**What the task requires**
Which lines below hold the word "Cefpodoxime"? Copy all of them.

Records:

## start

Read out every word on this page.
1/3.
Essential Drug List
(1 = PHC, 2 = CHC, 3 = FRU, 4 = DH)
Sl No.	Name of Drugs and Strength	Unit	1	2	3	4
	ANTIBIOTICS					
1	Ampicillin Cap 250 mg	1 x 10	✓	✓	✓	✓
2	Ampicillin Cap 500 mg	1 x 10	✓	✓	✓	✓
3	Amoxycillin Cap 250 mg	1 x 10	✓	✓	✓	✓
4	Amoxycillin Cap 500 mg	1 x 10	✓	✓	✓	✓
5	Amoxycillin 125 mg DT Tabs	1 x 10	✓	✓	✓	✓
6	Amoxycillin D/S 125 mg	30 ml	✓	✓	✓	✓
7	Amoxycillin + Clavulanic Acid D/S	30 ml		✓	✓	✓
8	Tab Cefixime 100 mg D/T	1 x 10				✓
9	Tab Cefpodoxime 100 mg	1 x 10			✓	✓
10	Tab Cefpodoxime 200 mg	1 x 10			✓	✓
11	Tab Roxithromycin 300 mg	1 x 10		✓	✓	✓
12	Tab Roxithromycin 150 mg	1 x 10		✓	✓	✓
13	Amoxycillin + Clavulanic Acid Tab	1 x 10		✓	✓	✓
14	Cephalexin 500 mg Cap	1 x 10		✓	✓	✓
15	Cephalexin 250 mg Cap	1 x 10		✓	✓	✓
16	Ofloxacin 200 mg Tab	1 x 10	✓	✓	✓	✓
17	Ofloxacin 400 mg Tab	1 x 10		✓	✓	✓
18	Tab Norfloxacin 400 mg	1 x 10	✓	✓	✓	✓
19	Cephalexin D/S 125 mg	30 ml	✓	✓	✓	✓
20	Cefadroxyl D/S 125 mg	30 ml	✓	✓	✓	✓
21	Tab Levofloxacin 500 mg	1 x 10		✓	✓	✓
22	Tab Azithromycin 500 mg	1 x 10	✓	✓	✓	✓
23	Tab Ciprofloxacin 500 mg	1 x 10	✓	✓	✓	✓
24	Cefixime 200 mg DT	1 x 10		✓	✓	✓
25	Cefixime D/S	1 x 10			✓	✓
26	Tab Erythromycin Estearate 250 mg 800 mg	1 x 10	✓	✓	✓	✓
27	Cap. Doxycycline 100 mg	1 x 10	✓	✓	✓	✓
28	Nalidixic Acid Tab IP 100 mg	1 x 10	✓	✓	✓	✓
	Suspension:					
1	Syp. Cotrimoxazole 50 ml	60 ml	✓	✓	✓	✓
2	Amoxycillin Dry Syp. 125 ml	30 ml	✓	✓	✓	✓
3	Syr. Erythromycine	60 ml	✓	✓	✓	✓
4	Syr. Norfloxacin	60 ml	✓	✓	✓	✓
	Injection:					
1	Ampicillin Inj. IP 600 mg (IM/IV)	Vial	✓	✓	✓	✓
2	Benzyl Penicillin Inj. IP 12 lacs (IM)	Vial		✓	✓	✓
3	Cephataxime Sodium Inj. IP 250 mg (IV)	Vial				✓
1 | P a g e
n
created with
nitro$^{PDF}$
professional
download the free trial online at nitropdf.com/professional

## end
## start

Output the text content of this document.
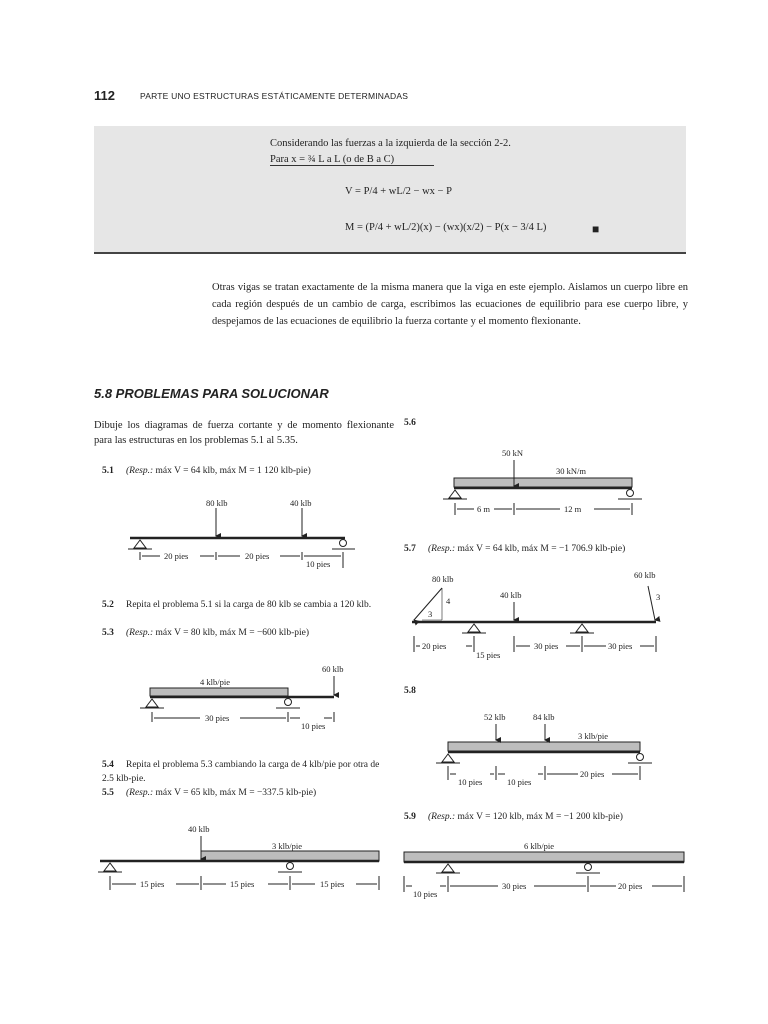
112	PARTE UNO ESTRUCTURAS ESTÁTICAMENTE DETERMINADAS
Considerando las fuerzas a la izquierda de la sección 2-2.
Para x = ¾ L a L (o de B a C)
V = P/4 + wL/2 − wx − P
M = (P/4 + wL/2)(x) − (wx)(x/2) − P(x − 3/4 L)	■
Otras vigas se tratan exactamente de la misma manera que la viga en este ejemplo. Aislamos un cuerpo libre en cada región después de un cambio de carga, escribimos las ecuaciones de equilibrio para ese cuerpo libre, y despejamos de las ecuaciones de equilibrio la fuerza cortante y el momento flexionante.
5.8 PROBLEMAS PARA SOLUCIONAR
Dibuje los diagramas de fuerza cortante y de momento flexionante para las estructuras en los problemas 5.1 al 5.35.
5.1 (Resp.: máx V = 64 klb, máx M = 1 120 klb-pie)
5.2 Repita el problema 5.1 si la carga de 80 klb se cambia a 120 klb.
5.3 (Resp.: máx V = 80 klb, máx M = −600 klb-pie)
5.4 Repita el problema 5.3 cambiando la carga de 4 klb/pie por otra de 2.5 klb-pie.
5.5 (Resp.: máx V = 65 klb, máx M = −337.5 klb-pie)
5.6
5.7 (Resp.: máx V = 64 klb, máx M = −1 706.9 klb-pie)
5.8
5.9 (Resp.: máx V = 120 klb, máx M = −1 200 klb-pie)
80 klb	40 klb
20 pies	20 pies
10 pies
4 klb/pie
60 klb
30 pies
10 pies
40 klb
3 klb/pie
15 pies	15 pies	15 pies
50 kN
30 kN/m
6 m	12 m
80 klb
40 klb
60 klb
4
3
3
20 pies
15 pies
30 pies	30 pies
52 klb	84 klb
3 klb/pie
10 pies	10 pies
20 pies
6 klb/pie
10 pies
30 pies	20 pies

## end

**Answer for this exercise**
9	Tab Cefpodoxime 100 mg	1 x 10			✓	✓
10	Tab Cefpodoxime 200 mg	1 x 10			✓	✓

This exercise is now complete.